(Excerpts from a figure dataset)
....

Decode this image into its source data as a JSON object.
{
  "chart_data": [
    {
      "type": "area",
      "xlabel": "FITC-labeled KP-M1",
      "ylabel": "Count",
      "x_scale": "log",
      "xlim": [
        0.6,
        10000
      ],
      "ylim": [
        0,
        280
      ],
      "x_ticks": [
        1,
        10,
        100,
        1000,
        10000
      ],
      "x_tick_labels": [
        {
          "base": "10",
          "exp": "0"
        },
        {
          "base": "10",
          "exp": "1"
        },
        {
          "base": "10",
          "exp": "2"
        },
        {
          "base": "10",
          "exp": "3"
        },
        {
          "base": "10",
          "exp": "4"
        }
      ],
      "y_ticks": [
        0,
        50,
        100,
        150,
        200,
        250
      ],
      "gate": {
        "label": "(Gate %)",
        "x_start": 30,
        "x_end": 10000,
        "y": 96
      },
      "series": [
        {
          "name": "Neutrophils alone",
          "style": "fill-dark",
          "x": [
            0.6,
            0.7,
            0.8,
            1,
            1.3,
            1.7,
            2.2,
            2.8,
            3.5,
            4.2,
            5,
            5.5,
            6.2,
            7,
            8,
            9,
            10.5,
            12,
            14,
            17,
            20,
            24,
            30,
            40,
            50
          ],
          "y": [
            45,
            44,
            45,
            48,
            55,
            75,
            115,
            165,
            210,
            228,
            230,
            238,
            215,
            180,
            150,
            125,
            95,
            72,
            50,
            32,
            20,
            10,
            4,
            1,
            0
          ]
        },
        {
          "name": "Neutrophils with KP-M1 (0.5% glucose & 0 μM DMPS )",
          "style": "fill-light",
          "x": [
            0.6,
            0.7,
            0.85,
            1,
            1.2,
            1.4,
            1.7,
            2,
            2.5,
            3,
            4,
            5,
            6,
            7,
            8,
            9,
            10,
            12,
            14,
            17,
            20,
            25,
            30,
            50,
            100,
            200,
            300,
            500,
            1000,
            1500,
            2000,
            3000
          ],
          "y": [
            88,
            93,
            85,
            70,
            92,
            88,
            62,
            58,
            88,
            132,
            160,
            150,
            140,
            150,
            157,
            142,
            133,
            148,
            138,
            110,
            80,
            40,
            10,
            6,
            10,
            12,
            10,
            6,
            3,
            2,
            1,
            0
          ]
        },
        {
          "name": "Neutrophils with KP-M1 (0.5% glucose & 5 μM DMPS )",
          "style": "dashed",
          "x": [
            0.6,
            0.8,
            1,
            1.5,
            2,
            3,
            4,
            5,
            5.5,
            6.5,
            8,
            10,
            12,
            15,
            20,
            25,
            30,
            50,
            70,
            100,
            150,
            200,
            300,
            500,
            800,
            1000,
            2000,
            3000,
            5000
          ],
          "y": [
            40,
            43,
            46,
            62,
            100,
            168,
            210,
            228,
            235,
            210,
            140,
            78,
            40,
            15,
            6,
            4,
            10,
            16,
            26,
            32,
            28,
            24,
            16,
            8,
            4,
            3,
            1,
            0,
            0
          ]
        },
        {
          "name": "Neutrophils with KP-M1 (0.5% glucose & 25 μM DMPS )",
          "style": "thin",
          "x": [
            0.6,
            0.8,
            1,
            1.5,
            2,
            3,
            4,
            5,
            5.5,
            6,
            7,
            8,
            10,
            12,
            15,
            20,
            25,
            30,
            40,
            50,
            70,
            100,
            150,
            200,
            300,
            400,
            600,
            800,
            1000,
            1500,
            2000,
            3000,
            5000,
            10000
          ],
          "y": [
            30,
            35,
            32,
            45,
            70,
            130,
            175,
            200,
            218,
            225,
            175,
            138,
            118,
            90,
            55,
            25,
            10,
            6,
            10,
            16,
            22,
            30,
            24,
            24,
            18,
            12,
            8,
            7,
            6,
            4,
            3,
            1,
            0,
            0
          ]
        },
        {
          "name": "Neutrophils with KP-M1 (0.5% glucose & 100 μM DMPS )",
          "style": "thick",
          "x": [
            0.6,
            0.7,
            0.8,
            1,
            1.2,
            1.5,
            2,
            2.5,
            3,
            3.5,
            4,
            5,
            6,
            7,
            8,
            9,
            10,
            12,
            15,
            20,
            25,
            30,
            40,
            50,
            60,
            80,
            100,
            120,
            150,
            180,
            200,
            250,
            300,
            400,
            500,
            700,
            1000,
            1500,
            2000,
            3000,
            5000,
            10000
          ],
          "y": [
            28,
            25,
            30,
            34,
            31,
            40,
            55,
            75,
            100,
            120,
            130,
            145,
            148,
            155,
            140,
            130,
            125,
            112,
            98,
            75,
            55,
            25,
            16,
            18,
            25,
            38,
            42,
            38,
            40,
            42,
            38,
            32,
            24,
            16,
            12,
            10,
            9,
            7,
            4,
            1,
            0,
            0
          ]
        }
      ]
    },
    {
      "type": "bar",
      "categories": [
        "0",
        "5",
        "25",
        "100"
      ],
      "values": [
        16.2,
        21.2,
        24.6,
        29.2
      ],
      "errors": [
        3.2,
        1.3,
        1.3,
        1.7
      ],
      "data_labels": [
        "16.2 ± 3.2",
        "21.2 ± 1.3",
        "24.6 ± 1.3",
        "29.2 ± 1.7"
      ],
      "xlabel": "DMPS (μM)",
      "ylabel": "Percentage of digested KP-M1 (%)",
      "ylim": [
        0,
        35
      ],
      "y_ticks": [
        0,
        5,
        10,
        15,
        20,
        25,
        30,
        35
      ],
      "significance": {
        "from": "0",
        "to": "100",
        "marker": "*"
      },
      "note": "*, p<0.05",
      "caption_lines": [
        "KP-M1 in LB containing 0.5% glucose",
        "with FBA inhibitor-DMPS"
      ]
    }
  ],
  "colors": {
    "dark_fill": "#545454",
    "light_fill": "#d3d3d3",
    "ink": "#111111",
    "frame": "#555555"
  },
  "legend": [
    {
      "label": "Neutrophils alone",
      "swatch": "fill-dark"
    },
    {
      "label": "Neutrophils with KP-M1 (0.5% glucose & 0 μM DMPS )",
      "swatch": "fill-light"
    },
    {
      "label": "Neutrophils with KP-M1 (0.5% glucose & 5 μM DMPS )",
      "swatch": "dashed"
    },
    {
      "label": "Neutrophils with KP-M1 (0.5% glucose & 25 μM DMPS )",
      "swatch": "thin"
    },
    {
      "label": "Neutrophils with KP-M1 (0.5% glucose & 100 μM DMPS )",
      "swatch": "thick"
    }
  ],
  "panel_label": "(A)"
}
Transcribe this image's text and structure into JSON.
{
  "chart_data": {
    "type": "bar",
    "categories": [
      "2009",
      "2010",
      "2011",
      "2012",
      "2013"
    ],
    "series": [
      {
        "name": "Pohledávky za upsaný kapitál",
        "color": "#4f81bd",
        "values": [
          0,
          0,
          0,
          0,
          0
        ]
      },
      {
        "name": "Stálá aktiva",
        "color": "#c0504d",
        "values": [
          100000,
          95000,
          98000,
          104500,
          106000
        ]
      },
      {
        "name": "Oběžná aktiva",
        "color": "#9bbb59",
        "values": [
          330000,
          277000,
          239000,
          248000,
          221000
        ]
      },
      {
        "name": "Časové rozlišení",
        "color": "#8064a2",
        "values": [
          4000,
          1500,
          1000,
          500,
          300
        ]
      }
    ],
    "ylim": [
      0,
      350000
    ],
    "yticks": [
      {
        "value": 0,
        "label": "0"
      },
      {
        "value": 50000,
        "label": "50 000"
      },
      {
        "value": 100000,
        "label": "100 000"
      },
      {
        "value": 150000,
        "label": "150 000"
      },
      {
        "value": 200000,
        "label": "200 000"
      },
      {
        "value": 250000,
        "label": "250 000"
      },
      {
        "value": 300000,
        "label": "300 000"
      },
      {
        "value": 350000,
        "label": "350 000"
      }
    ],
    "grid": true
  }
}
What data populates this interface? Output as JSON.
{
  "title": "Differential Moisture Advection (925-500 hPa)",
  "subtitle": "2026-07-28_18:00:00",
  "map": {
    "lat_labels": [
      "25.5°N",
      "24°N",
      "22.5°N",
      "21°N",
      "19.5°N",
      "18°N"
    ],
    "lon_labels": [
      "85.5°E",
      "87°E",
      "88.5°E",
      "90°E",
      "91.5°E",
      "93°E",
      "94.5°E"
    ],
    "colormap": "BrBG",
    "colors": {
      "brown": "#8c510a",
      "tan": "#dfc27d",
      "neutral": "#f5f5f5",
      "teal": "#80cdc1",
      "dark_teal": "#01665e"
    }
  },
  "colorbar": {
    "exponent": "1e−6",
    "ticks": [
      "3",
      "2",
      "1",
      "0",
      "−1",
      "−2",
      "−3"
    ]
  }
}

....

_Instructions for the task_: Extract all lines from the material above that include the word "JSON".

_Finished answer_:
Decode this image into its source data as a JSON object.
Transcribe this image's text and structure into JSON.
What data populates this interface? Output as JSON.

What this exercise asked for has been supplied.